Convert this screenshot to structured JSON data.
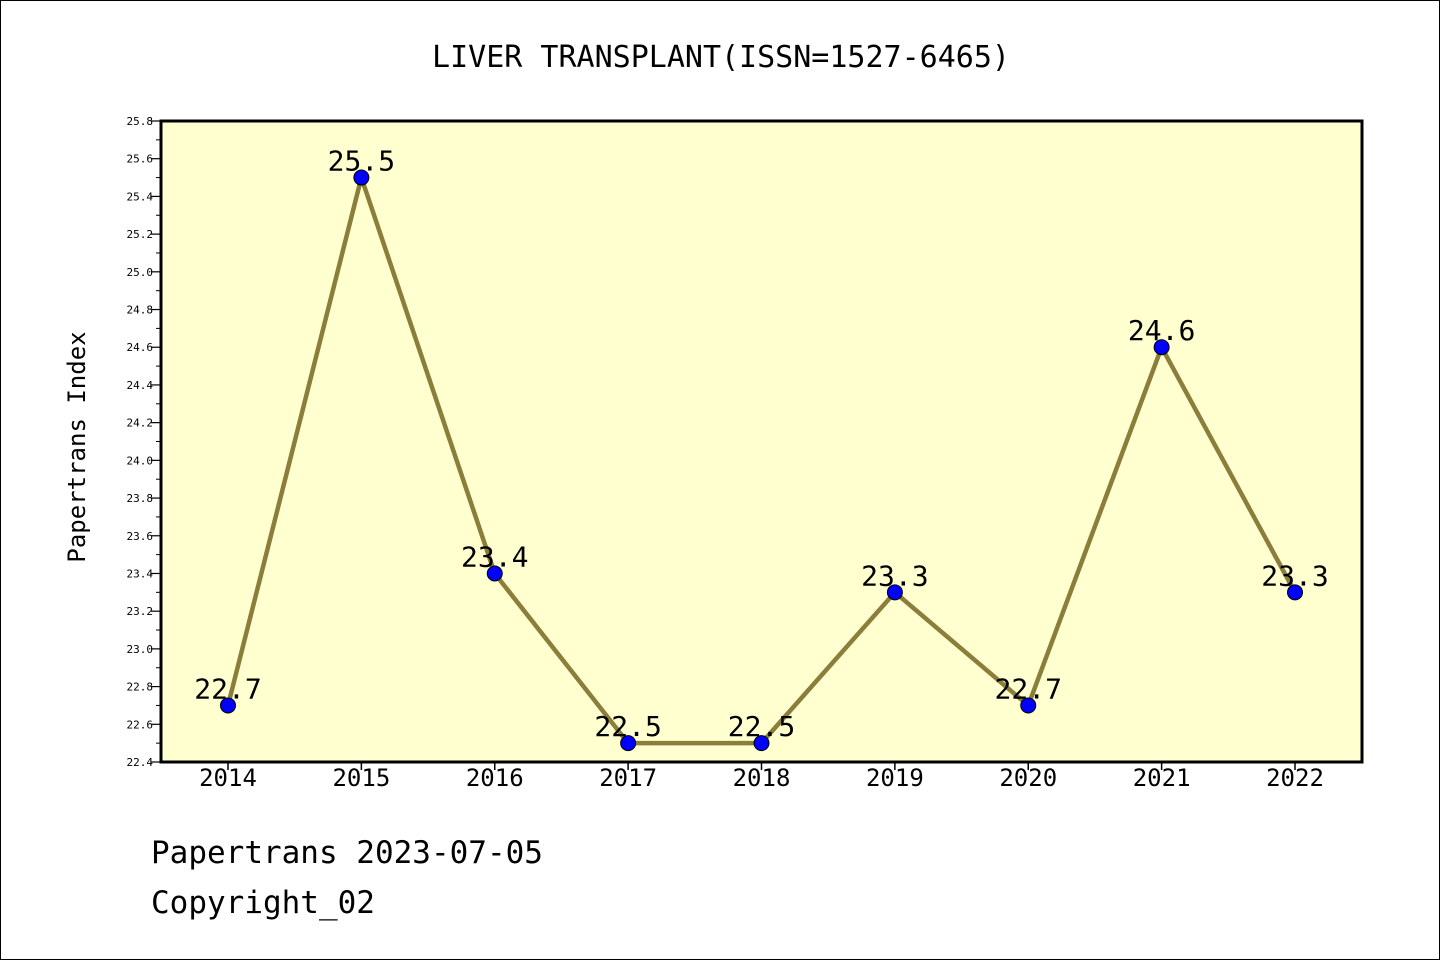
{
  "chart_data": {
    "type": "line",
    "title": "LIVER TRANSPLANT(ISSN=1527-6465)",
    "xlabel": "",
    "ylabel": "Papertrans Index",
    "categories": [
      "2014",
      "2015",
      "2016",
      "2017",
      "2018",
      "2019",
      "2020",
      "2021",
      "2022"
    ],
    "values": [
      22.7,
      25.5,
      23.4,
      22.5,
      22.5,
      23.3,
      22.7,
      24.6,
      23.3
    ],
    "data_labels": [
      "22.7",
      "25.5",
      "23.4",
      "22.5",
      "22.5",
      "23.3",
      "22.7",
      "24.6",
      "23.3"
    ],
    "ylim": [
      22.4,
      25.8
    ],
    "yticks": [
      "22.4",
      "22.6",
      "22.8",
      "23.0",
      "23.2",
      "23.4",
      "23.6",
      "23.8",
      "24.0",
      "24.2",
      "24.4",
      "24.6",
      "24.8",
      "25.0",
      "25.2",
      "25.4",
      "25.6",
      "25.8"
    ],
    "grid": false,
    "colors": {
      "plot_bg": "#ffffd0",
      "line": "#8b7d3a",
      "marker": "#0000ff",
      "axis": "#000000"
    }
  },
  "footer": {
    "line1": "Papertrans 2023-07-05",
    "line2": "Copyright_02"
  }
}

GOAL: Pull out each line holding the string "Papertrans".

RESULT FOR THIS TASK:
    "ylabel": "Papertrans Index",
    "line1": "Papertrans 2023-07-05",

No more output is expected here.